A block of data
■ ■ ■ ■

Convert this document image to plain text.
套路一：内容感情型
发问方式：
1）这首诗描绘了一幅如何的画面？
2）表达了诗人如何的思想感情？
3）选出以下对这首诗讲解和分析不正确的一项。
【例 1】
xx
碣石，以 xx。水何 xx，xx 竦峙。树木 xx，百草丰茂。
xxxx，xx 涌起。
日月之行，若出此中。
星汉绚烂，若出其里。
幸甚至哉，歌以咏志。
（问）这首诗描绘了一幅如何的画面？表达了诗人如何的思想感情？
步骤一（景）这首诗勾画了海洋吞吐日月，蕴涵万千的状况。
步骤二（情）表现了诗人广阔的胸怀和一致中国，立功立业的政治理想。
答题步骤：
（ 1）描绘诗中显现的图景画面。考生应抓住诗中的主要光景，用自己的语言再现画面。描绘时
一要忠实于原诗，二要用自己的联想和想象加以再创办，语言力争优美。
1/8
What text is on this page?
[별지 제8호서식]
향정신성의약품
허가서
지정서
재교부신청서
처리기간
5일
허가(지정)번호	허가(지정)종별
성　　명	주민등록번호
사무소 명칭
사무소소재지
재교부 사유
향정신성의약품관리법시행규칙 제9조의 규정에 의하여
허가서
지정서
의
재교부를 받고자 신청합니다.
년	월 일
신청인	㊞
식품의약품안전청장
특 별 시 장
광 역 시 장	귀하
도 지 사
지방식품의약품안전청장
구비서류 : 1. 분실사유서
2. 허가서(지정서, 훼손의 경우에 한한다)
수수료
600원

■ ■ ■ ■

For the listing above, identify each line bearing "这首诗描绘了一幅如何的画面".

1）这首诗描绘了一幅如何的画面？
（问）这首诗描绘了一幅如何的画面？表达了诗人如何的思想感情？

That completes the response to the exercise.